**Exercise directions:**
A single figure is required: the number of lines in the data below that hold the word "against".

**Materials provided:**
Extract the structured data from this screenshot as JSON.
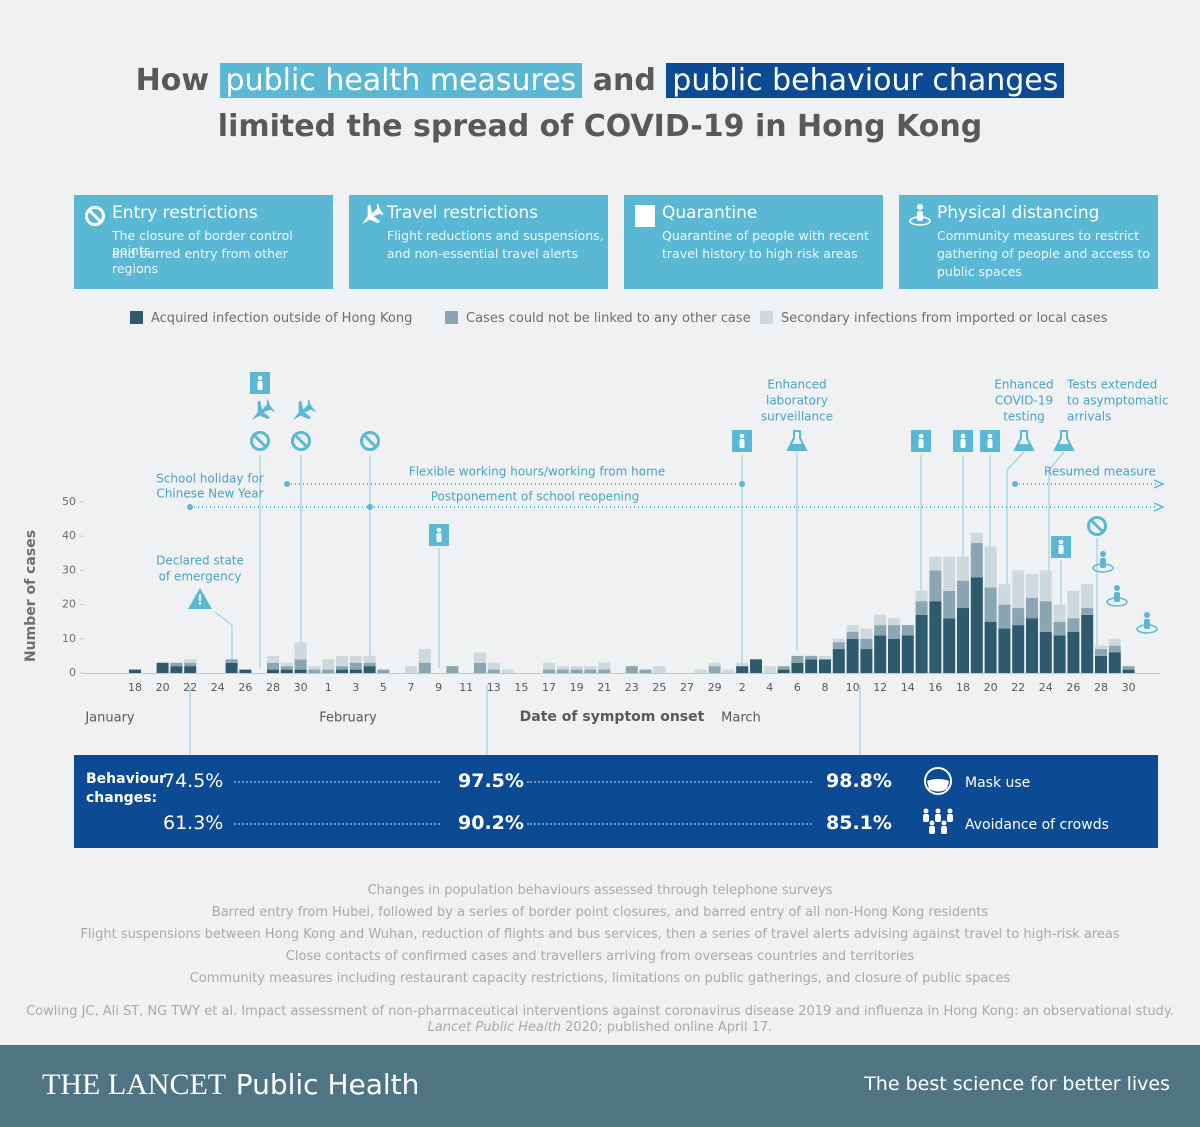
{
  "header": {
    "how": "How",
    "highlight1": "public health measures",
    "and": "and",
    "highlight2": "public behaviour changes",
    "line2": "limited the spread of COVID-19 in Hong Kong"
  },
  "measures": [
    {
      "title": "Entry restrictions",
      "lines": [
        "The closure of border control points",
        "and barred entry from other regions"
      ]
    },
    {
      "title": "Travel restrictions",
      "lines": [
        "Flight reductions and suspensions,",
        "and non-essential travel alerts"
      ]
    },
    {
      "title": "Quarantine",
      "lines": [
        "Quarantine of people with recent",
        "travel history to high risk areas"
      ]
    },
    {
      "title": "Physical distancing",
      "lines": [
        "Community measures to restrict",
        "gathering of people and access to",
        "public spaces"
      ]
    }
  ],
  "chart_data": {
    "type": "bar",
    "stacked": true,
    "y_label": "Number of cases",
    "x_label": "Date of symptom onset",
    "months": [
      "January",
      "February",
      "March"
    ],
    "categories": [
      "18",
      null,
      "20",
      null,
      "22",
      null,
      "24",
      null,
      "26",
      null,
      "28",
      null,
      "30",
      null,
      "1",
      null,
      "3",
      null,
      "5",
      null,
      "7",
      null,
      "9",
      null,
      "11",
      null,
      "13",
      null,
      "15",
      null,
      "17",
      null,
      "19",
      null,
      "21",
      null,
      "23",
      null,
      "25",
      null,
      "27",
      null,
      "29",
      null,
      "2",
      null,
      "4",
      null,
      "6",
      null,
      "8",
      null,
      "10",
      null,
      "12",
      null,
      "14",
      null,
      "16",
      null,
      "18",
      null,
      "20",
      null,
      "22",
      null,
      "24",
      null,
      "26",
      null,
      "28",
      null,
      "30"
    ],
    "series": [
      {
        "name": "Acquired infection outside of Hong Kong",
        "color": "#2e5a6e",
        "values": [
          1,
          0,
          3,
          2,
          2,
          0,
          0,
          3,
          1,
          0,
          1,
          1,
          1,
          0,
          0,
          1,
          1,
          2,
          0,
          0,
          0,
          0,
          0,
          0,
          0,
          0,
          0,
          0,
          0,
          0,
          0,
          0,
          0,
          0,
          0,
          0,
          0,
          0,
          0,
          0,
          0,
          0,
          0,
          0,
          2,
          4,
          0,
          1,
          3,
          4,
          4,
          7,
          10,
          7,
          11,
          10,
          11,
          17,
          21,
          16,
          19,
          28,
          15,
          13,
          14,
          16,
          12,
          11,
          12,
          17,
          5,
          6,
          1
        ]
      },
      {
        "name": "Cases could not be linked to any other case",
        "color": "#8ba6b3",
        "values": [
          0,
          0,
          0,
          1,
          1,
          0,
          0,
          1,
          0,
          0,
          2,
          1,
          3,
          1,
          1,
          1,
          2,
          1,
          1,
          0,
          0,
          3,
          0,
          2,
          0,
          3,
          1,
          0,
          0,
          0,
          1,
          1,
          1,
          1,
          1,
          0,
          2,
          1,
          0,
          0,
          0,
          0,
          2,
          0,
          0,
          0,
          0,
          1,
          2,
          1,
          0,
          2,
          2,
          3,
          3,
          4,
          3,
          4,
          9,
          8,
          8,
          10,
          10,
          7,
          5,
          6,
          9,
          4,
          4,
          2,
          2,
          2,
          1
        ]
      },
      {
        "name": "Secondary infections from imported or local cases",
        "color": "#cdd9df",
        "values": [
          0,
          0,
          0,
          0,
          1,
          0,
          0,
          0,
          0,
          0,
          2,
          1,
          5,
          1,
          3,
          3,
          2,
          2,
          0,
          0,
          2,
          4,
          0,
          0,
          0,
          3,
          2,
          1,
          0,
          0,
          2,
          1,
          1,
          1,
          2,
          0,
          0,
          0,
          2,
          0,
          0,
          1,
          1,
          1,
          1,
          0,
          2,
          0,
          0,
          0,
          1,
          1,
          2,
          3,
          3,
          2,
          0,
          3,
          4,
          10,
          7,
          3,
          12,
          6,
          11,
          7,
          9,
          5,
          8,
          7,
          1,
          2,
          0
        ]
      }
    ],
    "ylim": [
      0,
      50
    ],
    "yticks": [
      0,
      10,
      20,
      30,
      40,
      50
    ],
    "annotations": {
      "school_holiday": [
        "School holiday for",
        "Chinese New Year"
      ],
      "flexible": "Flexible working hours/working from home",
      "postponement": "Postponement of school reopening",
      "resumed": "Resumed measure",
      "emergency": [
        "Declared state",
        "of emergency"
      ],
      "lab": [
        "Enhanced",
        "laboratory",
        "surveillance"
      ],
      "testing": [
        "Enhanced",
        "COVID-19",
        "testing"
      ],
      "asymptomatic": [
        "Tests extended",
        "to asymptomatic",
        "arrivals"
      ]
    }
  },
  "behaviour": {
    "label": [
      "Behaviour",
      "changes:"
    ],
    "rows": [
      {
        "values": [
          "74.5%",
          "97.5%",
          "98.8%"
        ],
        "name": "Mask use"
      },
      {
        "values": [
          "61.3%",
          "90.2%",
          "85.1%"
        ],
        "name": "Avoidance of crowds"
      }
    ]
  },
  "notes": [
    "Changes in population behaviours assessed through telephone surveys",
    "Barred entry from Hubei, followed by a series of border point closures, and barred entry of all non-Hong Kong residents",
    "Flight suspensions between Hong Kong and Wuhan, reduction of flights and bus services, then a series of travel alerts advising against travel to high-risk areas",
    "Close contacts of confirmed cases and travellers arriving from overseas countries and territories",
    "Community measures including restaurant capacity restrictions, limitations on public gatherings, and closure of public spaces"
  ],
  "citation": {
    "line1": "Cowling JC, Ali ST, NG TWY et al. Impact assessment of non-pharmaceutical interventions against coronavirus disease 2019 and influenza in Hong Kong: an observational study.",
    "journal": "Lancet Public Health",
    "rest": " 2020; published online April 17."
  },
  "footer": {
    "brand": "THE LANCET",
    "journal": "Public Health",
    "tagline": "The best science for better lives"
  }
}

**Written solution:**
2